§ Directions: Retype all material exactly. Pictures stay out of the copy.

§ Material to process:
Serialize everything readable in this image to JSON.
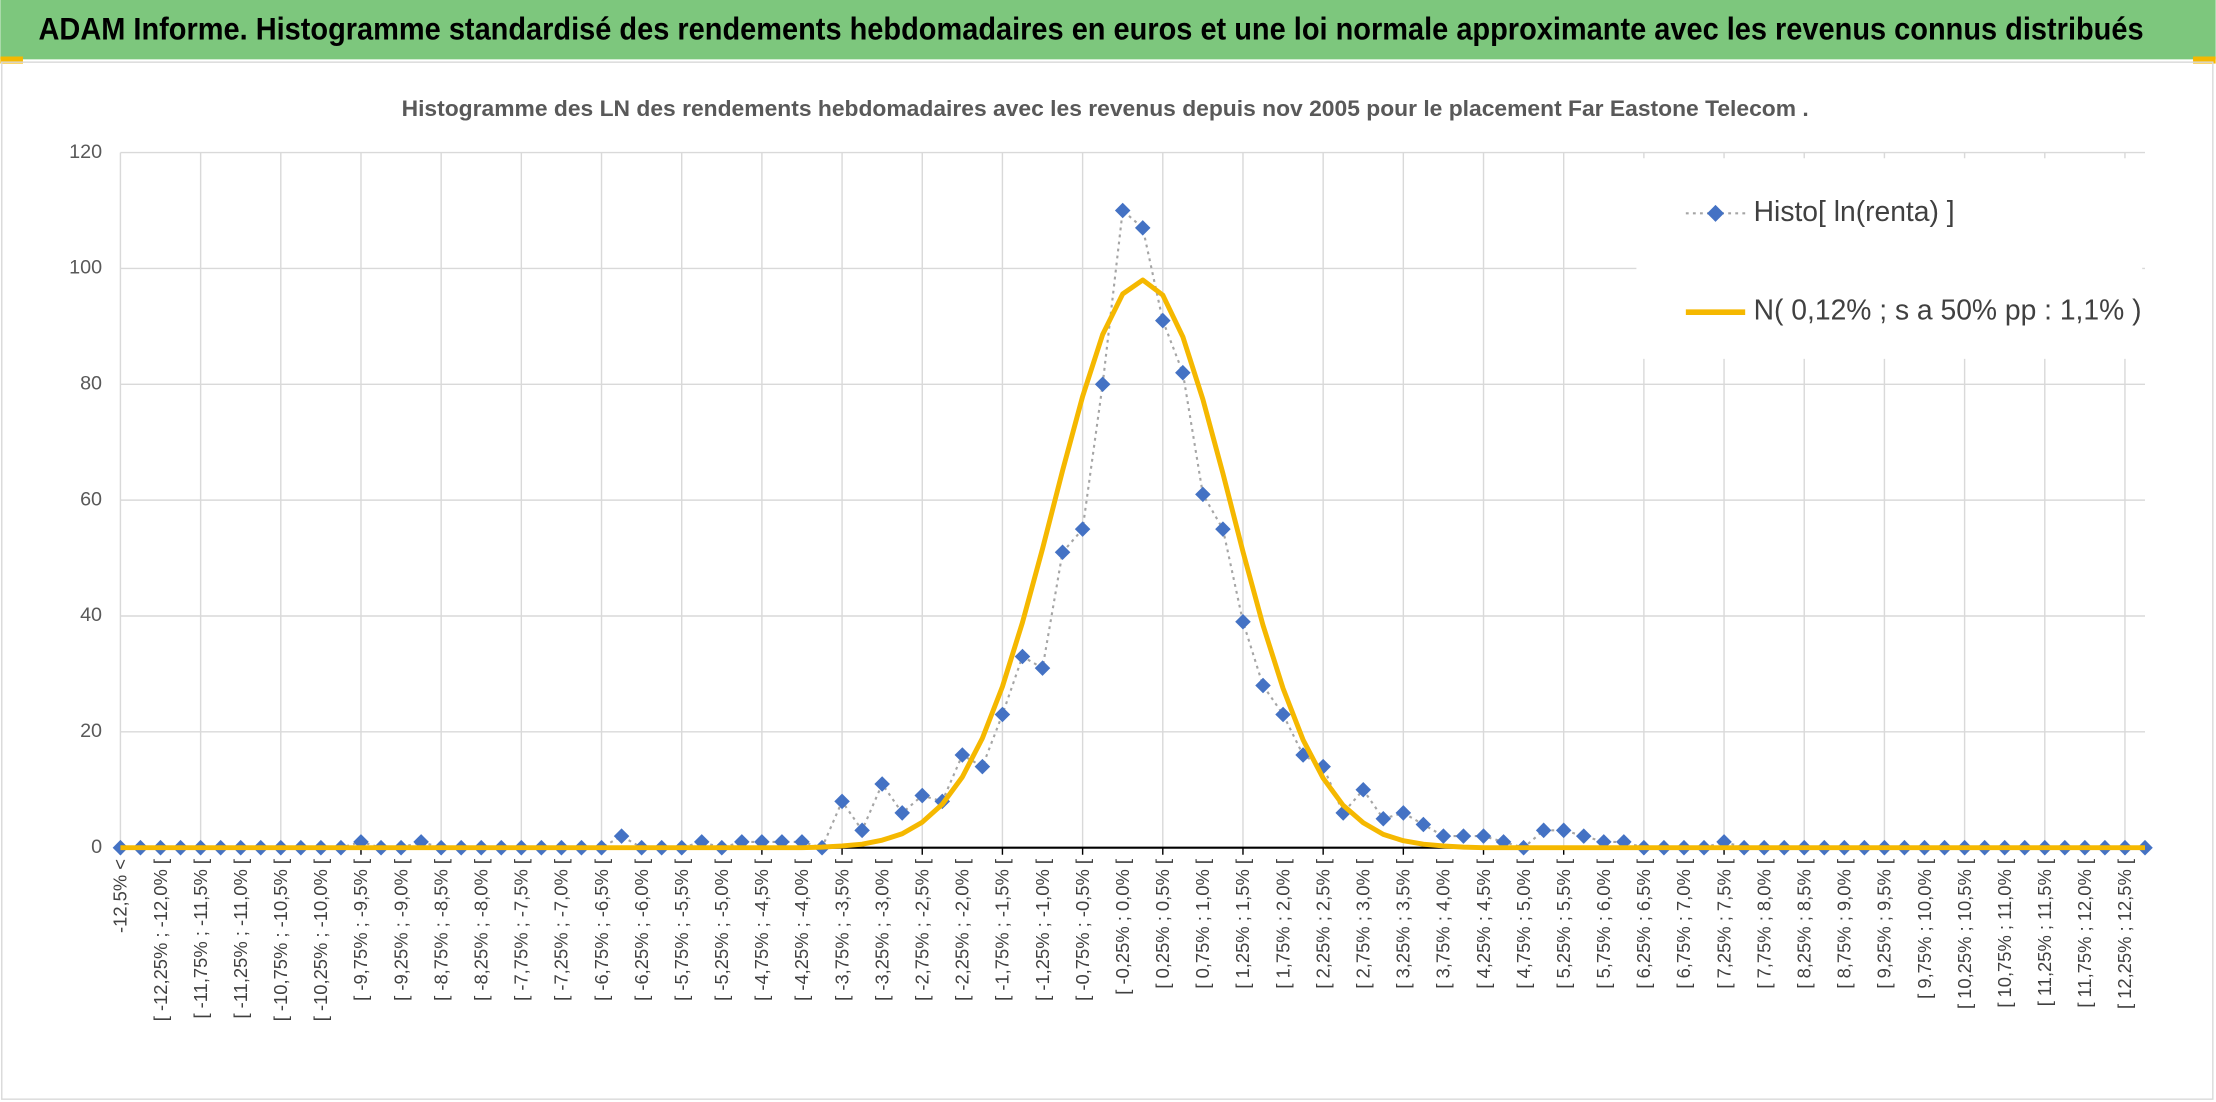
{
  "chart_data": {
    "type": "line",
    "title": "ADAM Informe. Histogramme standardisé des rendements hebdomadaires en euros et une loi normale approximante avec les revenus connus distribués",
    "subtitle": "Histogramme des LN des rendements hebdomadaires avec les revenus depuis nov 2005 pour le placement Far Eastone Telecom .",
    "categories": [
      "-12,5% <",
      null,
      "[ -12,25% ; -12,0% [",
      null,
      "[ -11,75% ; -11,5% [",
      null,
      "[ -11,25% ; -11,0% [",
      null,
      "[ -10,75% ; -10,5% [",
      null,
      "[ -10,25% ; -10,0% [",
      null,
      "[ -9,75% ; -9,5% [",
      null,
      "[ -9,25% ; -9,0% [",
      null,
      "[ -8,75% ; -8,5% [",
      null,
      "[ -8,25% ; -8,0% [",
      null,
      "[ -7,75% ; -7,5% [",
      null,
      "[ -7,25% ; -7,0% [",
      null,
      "[ -6,75% ; -6,5% [",
      null,
      "[ -6,25% ; -6,0% [",
      null,
      "[ -5,75% ; -5,5% [",
      null,
      "[ -5,25% ; -5,0% [",
      null,
      "[ -4,75% ; -4,5% [",
      null,
      "[ -4,25% ; -4,0% [",
      null,
      "[ -3,75% ; -3,5% [",
      null,
      "[ -3,25% ; -3,0% [",
      null,
      "[ -2,75% ; -2,5% [",
      null,
      "[ -2,25% ; -2,0% [",
      null,
      "[ -1,75% ; -1,5% [",
      null,
      "[ -1,25% ; -1,0% [",
      null,
      "[ -0,75% ; -0,5% [",
      null,
      "[ -0,25% ; 0,0% [",
      null,
      "[ 0,25% ; 0,5% [",
      null,
      "[ 0,75% ; 1,0% [",
      null,
      "[ 1,25% ; 1,5% [",
      null,
      "[ 1,75% ; 2,0% [",
      null,
      "[ 2,25% ; 2,5% [",
      null,
      "[ 2,75% ; 3,0% [",
      null,
      "[ 3,25% ; 3,5% [",
      null,
      "[ 3,75% ; 4,0% [",
      null,
      "[ 4,25% ; 4,5% [",
      null,
      "[ 4,75% ; 5,0% [",
      null,
      "[ 5,25% ; 5,5% [",
      null,
      "[ 5,75% ; 6,0% [",
      null,
      "[ 6,25% ; 6,5% [",
      null,
      "[ 6,75% ; 7,0% [",
      null,
      "[ 7,25% ; 7,5% [",
      null,
      "[ 7,75% ; 8,0% [",
      null,
      "[ 8,25% ; 8,5% [",
      null,
      "[ 8,75% ; 9,0% [",
      null,
      "[ 9,25% ; 9,5% [",
      null,
      "[ 9,75% ; 10,0% [",
      null,
      "[ 10,25% ; 10,5% [",
      null,
      "[ 10,75% ; 11,0% [",
      null,
      "[ 11,25% ; 11,5% [",
      null,
      "[ 11,75% ; 12,0% [",
      null,
      "[ 12,25% ; 12,5% [",
      null
    ],
    "series": [
      {
        "name": "Histo[ ln(renta) ]",
        "color": "#4472c4",
        "line_color": "#a5a5a5",
        "marker": "diamond",
        "values": [
          0,
          0,
          0,
          0,
          0,
          0,
          0,
          0,
          0,
          0,
          0,
          0,
          1,
          0,
          0,
          1,
          0,
          0,
          0,
          0,
          0,
          0,
          0,
          0,
          0,
          2,
          0,
          0,
          0,
          1,
          0,
          1,
          1,
          1,
          1,
          0,
          8,
          3,
          11,
          6,
          9,
          8,
          16,
          14,
          23,
          33,
          31,
          51,
          55,
          80,
          110,
          107,
          91,
          82,
          61,
          55,
          39,
          28,
          23,
          16,
          14,
          6,
          10,
          5,
          6,
          4,
          2,
          2,
          2,
          1,
          0,
          3,
          3,
          2,
          1,
          1,
          0,
          0,
          0,
          0,
          1,
          0,
          0,
          0,
          0,
          0,
          0,
          0,
          0,
          0,
          0,
          0,
          0,
          0,
          0,
          0,
          0,
          0,
          0,
          0,
          0,
          0
        ]
      },
      {
        "name": "N( 0,12% ; s a 50% pp : 1,1% )",
        "color": "#f5b800",
        "values": [
          0,
          0,
          0,
          0,
          0,
          0,
          0,
          0,
          0,
          0,
          0,
          0,
          0,
          0,
          0,
          0,
          0,
          0,
          0,
          0,
          0,
          0,
          0,
          0,
          0,
          0,
          0,
          0,
          0,
          0,
          0,
          0,
          0,
          0,
          0,
          0.1,
          0.3,
          0.6,
          1.3,
          2.4,
          4.4,
          7.5,
          12.2,
          18.9,
          27.8,
          38.9,
          51.6,
          65.1,
          77.9,
          88.6,
          95.6,
          98,
          95.4,
          88.2,
          77.4,
          64.6,
          51.1,
          38.4,
          27.5,
          18.6,
          12.0,
          7.3,
          4.3,
          2.3,
          1.2,
          0.6,
          0.3,
          0.1,
          0,
          0,
          0,
          0,
          0,
          0,
          0,
          0,
          0,
          0,
          0,
          0,
          0,
          0,
          0,
          0,
          0,
          0,
          0,
          0,
          0,
          0,
          0,
          0,
          0,
          0,
          0,
          0,
          0,
          0,
          0,
          0,
          0,
          0
        ]
      }
    ],
    "ylim": [
      0,
      120
    ],
    "yticks": [
      0,
      20,
      40,
      60,
      80,
      100,
      120
    ],
    "grid": true,
    "legend": "top-right"
  }
}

§ Expected answer:
Serialize everything readable in this image to JSON.
{
  "chart_data": {
    "type": "line",
    "title": "ADAM Informe. Histogramme standardisé des rendements hebdomadaires en euros et une loi normale approximante avec les revenus connus distribués",
    "subtitle": "Histogramme des LN des rendements hebdomadaires avec les revenus depuis nov 2005 pour le placement Far Eastone Telecom .",
    "categories": [
      "-12,5% <",
      null,
      "[ -12,25% ; -12,0% [",
      null,
      "[ -11,75% ; -11,5% [",
      null,
      "[ -11,25% ; -11,0% [",
      null,
      "[ -10,75% ; -10,5% [",
      null,
      "[ -10,25% ; -10,0% [",
      null,
      "[ -9,75% ; -9,5% [",
      null,
      "[ -9,25% ; -9,0% [",
      null,
      "[ -8,75% ; -8,5% [",
      null,
      "[ -8,25% ; -8,0% [",
      null,
      "[ -7,75% ; -7,5% [",
      null,
      "[ -7,25% ; -7,0% [",
      null,
      "[ -6,75% ; -6,5% [",
      null,
      "[ -6,25% ; -6,0% [",
      null,
      "[ -5,75% ; -5,5% [",
      null,
      "[ -5,25% ; -5,0% [",
      null,
      "[ -4,75% ; -4,5% [",
      null,
      "[ -4,25% ; -4,0% [",
      null,
      "[ -3,75% ; -3,5% [",
      null,
      "[ -3,25% ; -3,0% [",
      null,
      "[ -2,75% ; -2,5% [",
      null,
      "[ -2,25% ; -2,0% [",
      null,
      "[ -1,75% ; -1,5% [",
      null,
      "[ -1,25% ; -1,0% [",
      null,
      "[ -0,75% ; -0,5% [",
      null,
      "[ -0,25% ; 0,0% [",
      null,
      "[ 0,25% ; 0,5% [",
      null,
      "[ 0,75% ; 1,0% [",
      null,
      "[ 1,25% ; 1,5% [",
      null,
      "[ 1,75% ; 2,0% [",
      null,
      "[ 2,25% ; 2,5% [",
      null,
      "[ 2,75% ; 3,0% [",
      null,
      "[ 3,25% ; 3,5% [",
      null,
      "[ 3,75% ; 4,0% [",
      null,
      "[ 4,25% ; 4,5% [",
      null,
      "[ 4,75% ; 5,0% [",
      null,
      "[ 5,25% ; 5,5% [",
      null,
      "[ 5,75% ; 6,0% [",
      null,
      "[ 6,25% ; 6,5% [",
      null,
      "[ 6,75% ; 7,0% [",
      null,
      "[ 7,25% ; 7,5% [",
      null,
      "[ 7,75% ; 8,0% [",
      null,
      "[ 8,25% ; 8,5% [",
      null,
      "[ 8,75% ; 9,0% [",
      null,
      "[ 9,25% ; 9,5% [",
      null,
      "[ 9,75% ; 10,0% [",
      null,
      "[ 10,25% ; 10,5% [",
      null,
      "[ 10,75% ; 11,0% [",
      null,
      "[ 11,25% ; 11,5% [",
      null,
      "[ 11,75% ; 12,0% [",
      null,
      "[ 12,25% ; 12,5% [",
      null
    ],
    "series": [
      {
        "name": "Histo[ ln(renta) ]",
        "color": "#4472c4",
        "line_color": "#a5a5a5",
        "marker": "diamond",
        "values": [
          0,
          0,
          0,
          0,
          0,
          0,
          0,
          0,
          0,
          0,
          0,
          0,
          1,
          0,
          0,
          1,
          0,
          0,
          0,
          0,
          0,
          0,
          0,
          0,
          0,
          2,
          0,
          0,
          0,
          1,
          0,
          1,
          1,
          1,
          1,
          0,
          8,
          3,
          11,
          6,
          9,
          8,
          16,
          14,
          23,
          33,
          31,
          51,
          55,
          80,
          110,
          107,
          91,
          82,
          61,
          55,
          39,
          28,
          23,
          16,
          14,
          6,
          10,
          5,
          6,
          4,
          2,
          2,
          2,
          1,
          0,
          3,
          3,
          2,
          1,
          1,
          0,
          0,
          0,
          0,
          1,
          0,
          0,
          0,
          0,
          0,
          0,
          0,
          0,
          0,
          0,
          0,
          0,
          0,
          0,
          0,
          0,
          0,
          0,
          0,
          0,
          0
        ]
      },
      {
        "name": "N( 0,12% ; s a 50% pp : 1,1% )",
        "color": "#f5b800",
        "values": [
          0,
          0,
          0,
          0,
          0,
          0,
          0,
          0,
          0,
          0,
          0,
          0,
          0,
          0,
          0,
          0,
          0,
          0,
          0,
          0,
          0,
          0,
          0,
          0,
          0,
          0,
          0,
          0,
          0,
          0,
          0,
          0,
          0,
          0,
          0,
          0.1,
          0.3,
          0.6,
          1.3,
          2.4,
          4.4,
          7.5,
          12.2,
          18.9,
          27.8,
          38.9,
          51.6,
          65.1,
          77.9,
          88.6,
          95.6,
          98,
          95.4,
          88.2,
          77.4,
          64.6,
          51.1,
          38.4,
          27.5,
          18.6,
          12.0,
          7.3,
          4.3,
          2.3,
          1.2,
          0.6,
          0.3,
          0.1,
          0,
          0,
          0,
          0,
          0,
          0,
          0,
          0,
          0,
          0,
          0,
          0,
          0,
          0,
          0,
          0,
          0,
          0,
          0,
          0,
          0,
          0,
          0,
          0,
          0,
          0,
          0,
          0,
          0,
          0,
          0,
          0,
          0,
          0
        ]
      }
    ],
    "ylim": [
      0,
      120
    ],
    "yticks": [
      0,
      20,
      40,
      60,
      80,
      100,
      120
    ],
    "grid": true,
    "legend": "top-right"
  }
}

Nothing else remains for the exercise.